┌─ INFORMATION SHOWN

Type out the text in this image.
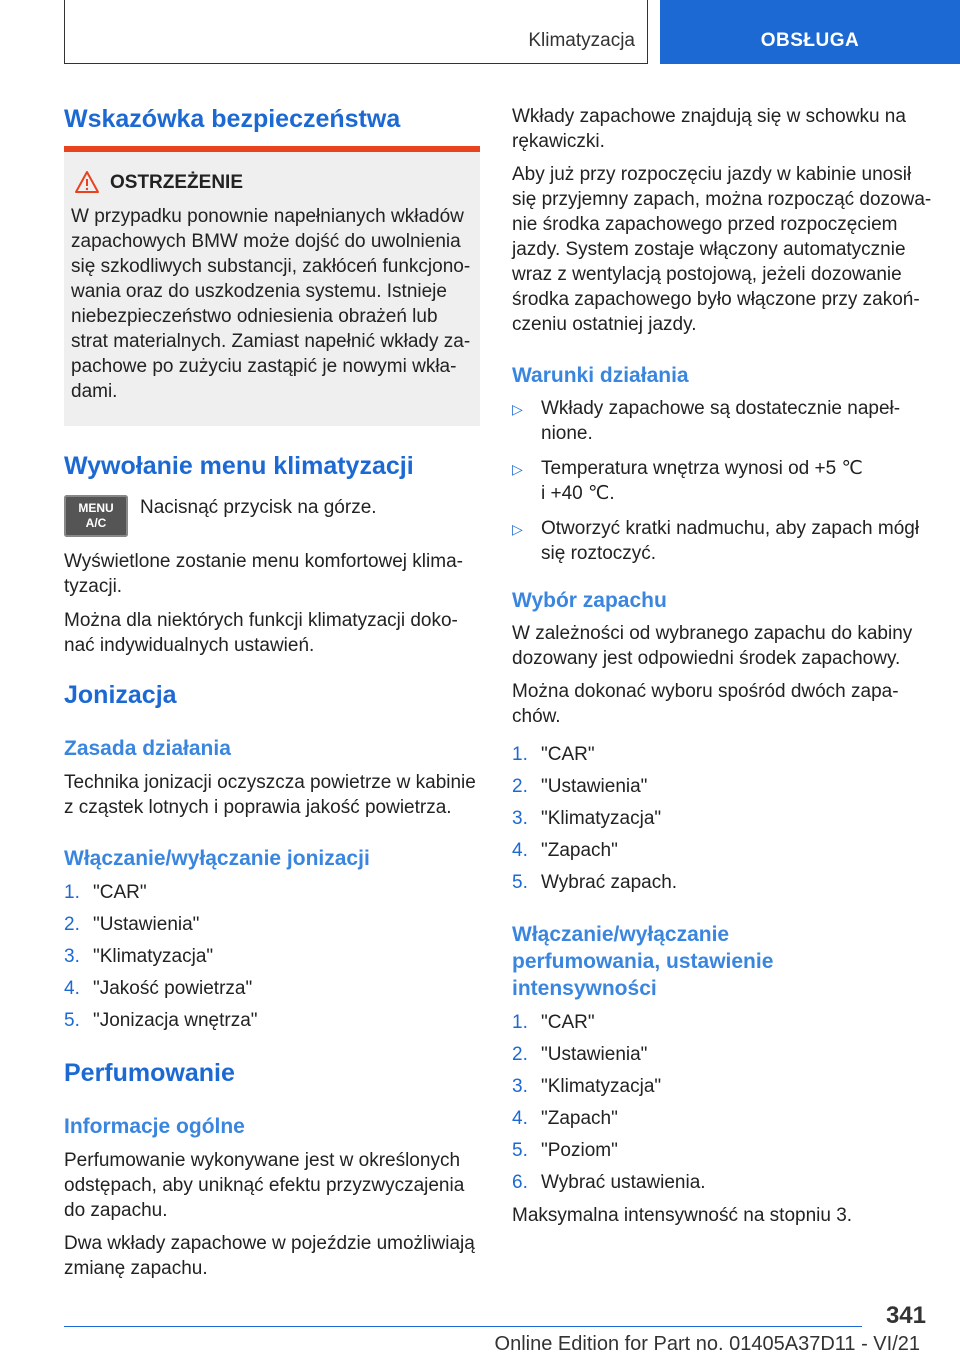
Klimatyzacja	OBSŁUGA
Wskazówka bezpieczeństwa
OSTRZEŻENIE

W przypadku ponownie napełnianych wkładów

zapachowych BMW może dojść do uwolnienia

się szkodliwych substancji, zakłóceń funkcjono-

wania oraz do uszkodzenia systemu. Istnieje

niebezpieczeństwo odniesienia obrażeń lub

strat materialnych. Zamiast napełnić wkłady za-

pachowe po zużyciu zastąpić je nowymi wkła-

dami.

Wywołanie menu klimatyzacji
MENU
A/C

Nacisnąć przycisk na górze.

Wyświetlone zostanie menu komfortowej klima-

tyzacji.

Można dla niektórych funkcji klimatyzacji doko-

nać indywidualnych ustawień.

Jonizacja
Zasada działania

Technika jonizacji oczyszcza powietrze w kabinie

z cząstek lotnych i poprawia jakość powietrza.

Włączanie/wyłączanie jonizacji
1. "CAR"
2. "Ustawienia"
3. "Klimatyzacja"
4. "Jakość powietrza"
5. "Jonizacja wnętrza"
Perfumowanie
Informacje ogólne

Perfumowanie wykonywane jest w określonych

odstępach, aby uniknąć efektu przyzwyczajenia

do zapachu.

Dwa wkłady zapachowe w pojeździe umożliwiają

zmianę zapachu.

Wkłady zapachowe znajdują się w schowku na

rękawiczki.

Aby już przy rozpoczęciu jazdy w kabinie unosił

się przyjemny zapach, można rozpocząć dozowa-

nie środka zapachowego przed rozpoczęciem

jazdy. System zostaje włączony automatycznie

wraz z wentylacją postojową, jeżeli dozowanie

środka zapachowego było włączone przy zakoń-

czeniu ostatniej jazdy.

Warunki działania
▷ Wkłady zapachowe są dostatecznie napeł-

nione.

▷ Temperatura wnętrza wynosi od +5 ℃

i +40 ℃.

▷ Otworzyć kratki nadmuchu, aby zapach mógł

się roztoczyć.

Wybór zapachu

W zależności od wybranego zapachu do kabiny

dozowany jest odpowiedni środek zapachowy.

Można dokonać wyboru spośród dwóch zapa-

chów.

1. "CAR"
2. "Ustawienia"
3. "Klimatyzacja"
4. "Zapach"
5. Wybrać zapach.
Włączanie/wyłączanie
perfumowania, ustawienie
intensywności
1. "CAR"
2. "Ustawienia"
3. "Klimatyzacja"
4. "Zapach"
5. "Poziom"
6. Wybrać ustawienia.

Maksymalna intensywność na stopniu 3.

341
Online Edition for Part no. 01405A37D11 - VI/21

└─
┌─ INFORMATION SHOWN

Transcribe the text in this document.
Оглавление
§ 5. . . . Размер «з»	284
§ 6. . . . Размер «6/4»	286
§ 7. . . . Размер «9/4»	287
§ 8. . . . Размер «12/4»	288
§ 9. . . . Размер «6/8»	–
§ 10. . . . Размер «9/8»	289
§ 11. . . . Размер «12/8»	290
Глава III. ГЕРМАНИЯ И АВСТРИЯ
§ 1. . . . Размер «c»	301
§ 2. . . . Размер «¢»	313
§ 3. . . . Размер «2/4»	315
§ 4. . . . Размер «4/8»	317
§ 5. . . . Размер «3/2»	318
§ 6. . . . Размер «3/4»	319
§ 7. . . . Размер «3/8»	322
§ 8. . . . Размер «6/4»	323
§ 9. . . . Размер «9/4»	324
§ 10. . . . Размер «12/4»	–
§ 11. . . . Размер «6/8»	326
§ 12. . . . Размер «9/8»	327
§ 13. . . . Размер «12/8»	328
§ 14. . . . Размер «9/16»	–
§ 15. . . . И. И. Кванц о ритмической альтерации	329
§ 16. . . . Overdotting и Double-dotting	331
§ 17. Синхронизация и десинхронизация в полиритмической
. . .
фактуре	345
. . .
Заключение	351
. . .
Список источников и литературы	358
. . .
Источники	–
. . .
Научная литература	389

└─
┌─ INFORMATION SHOWN

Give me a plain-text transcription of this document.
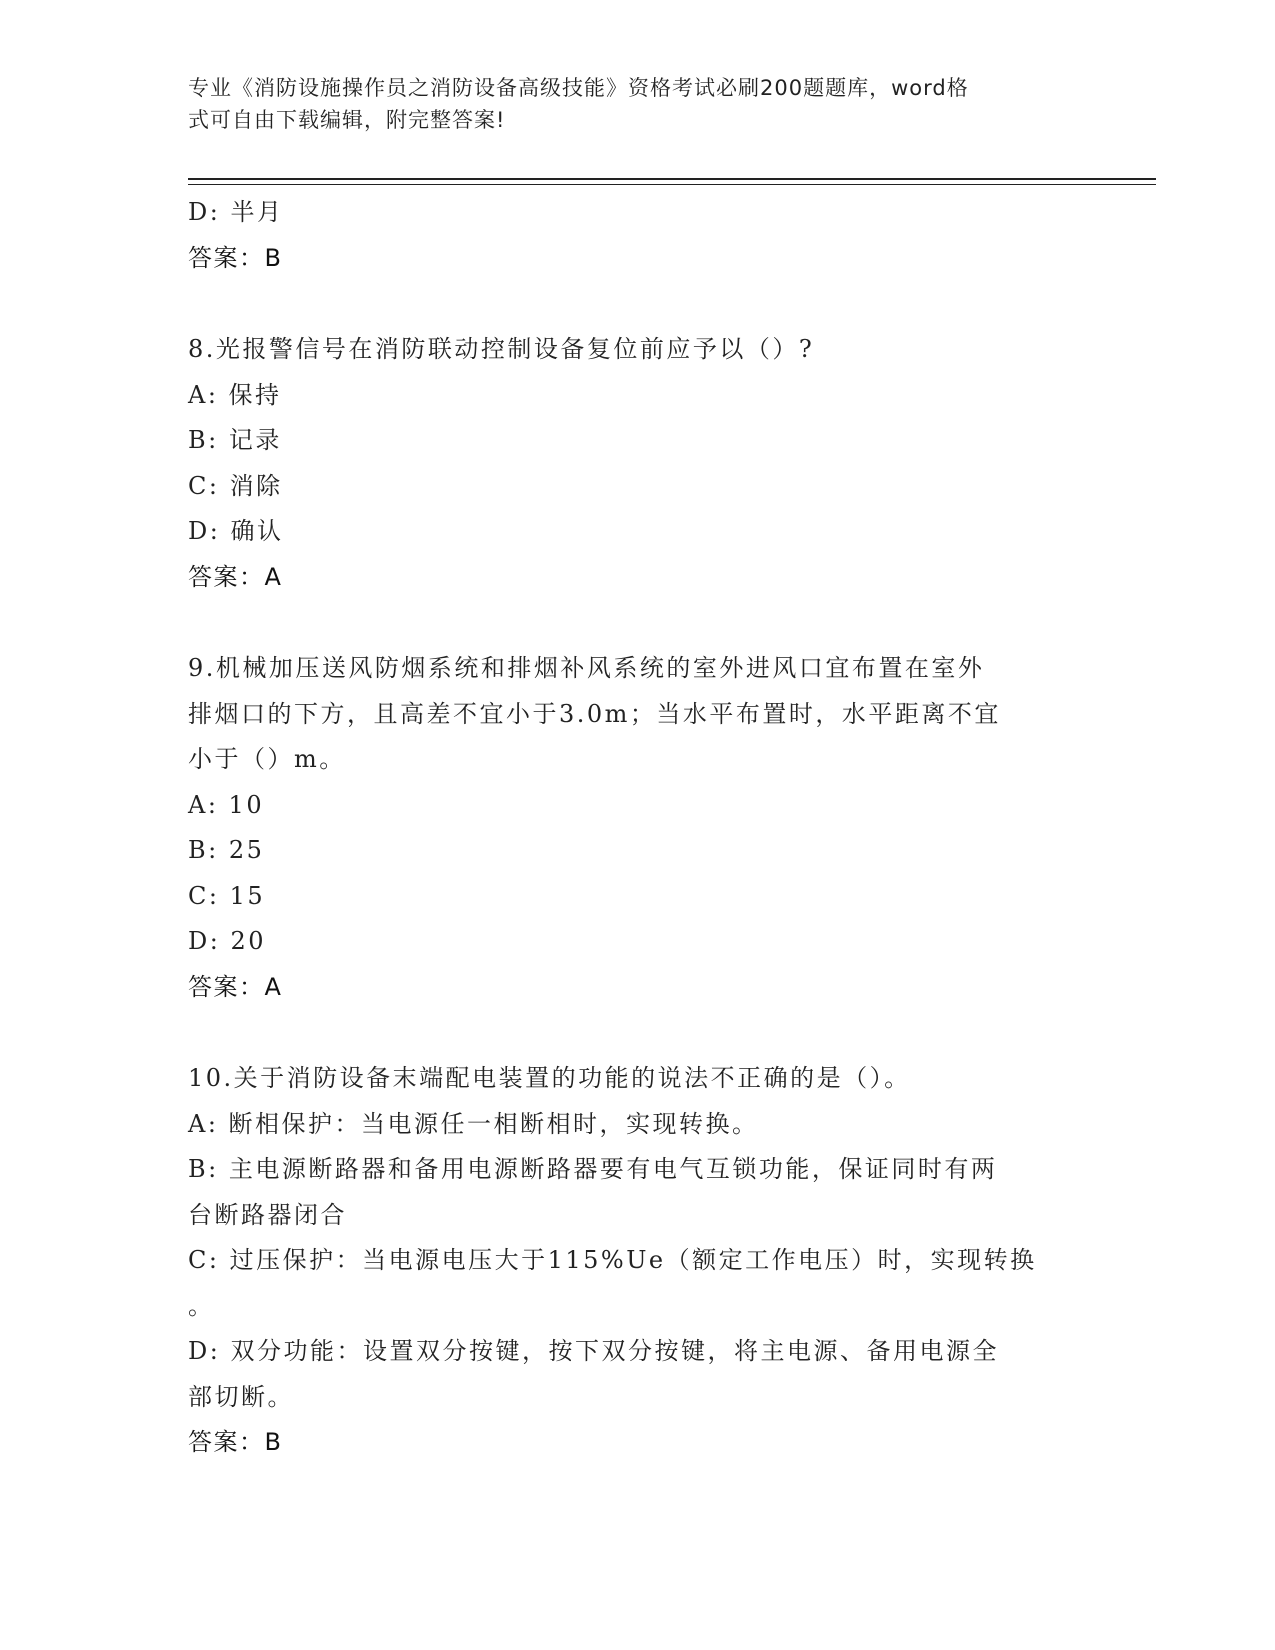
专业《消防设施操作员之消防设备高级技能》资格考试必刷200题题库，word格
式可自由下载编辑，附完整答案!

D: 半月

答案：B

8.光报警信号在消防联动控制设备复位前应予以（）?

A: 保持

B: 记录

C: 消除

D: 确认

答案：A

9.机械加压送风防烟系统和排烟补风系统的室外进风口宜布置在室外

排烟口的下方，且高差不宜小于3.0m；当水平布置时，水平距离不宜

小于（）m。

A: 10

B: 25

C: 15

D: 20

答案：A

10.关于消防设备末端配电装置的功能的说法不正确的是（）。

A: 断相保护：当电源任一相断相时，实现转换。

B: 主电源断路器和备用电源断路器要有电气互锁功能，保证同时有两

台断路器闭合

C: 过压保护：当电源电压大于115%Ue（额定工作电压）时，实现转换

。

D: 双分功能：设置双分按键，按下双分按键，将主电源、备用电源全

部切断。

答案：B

└─

- STATED PROBLEM: Extract each line from the listing that holds the word "jazdy".

- COMPLETE ANSWER:
Aby już przy rozpoczęciu jazdy w kabinie unosił
jazdy. System zostaje włączony automatycznie
czeniu ostatniej jazdy.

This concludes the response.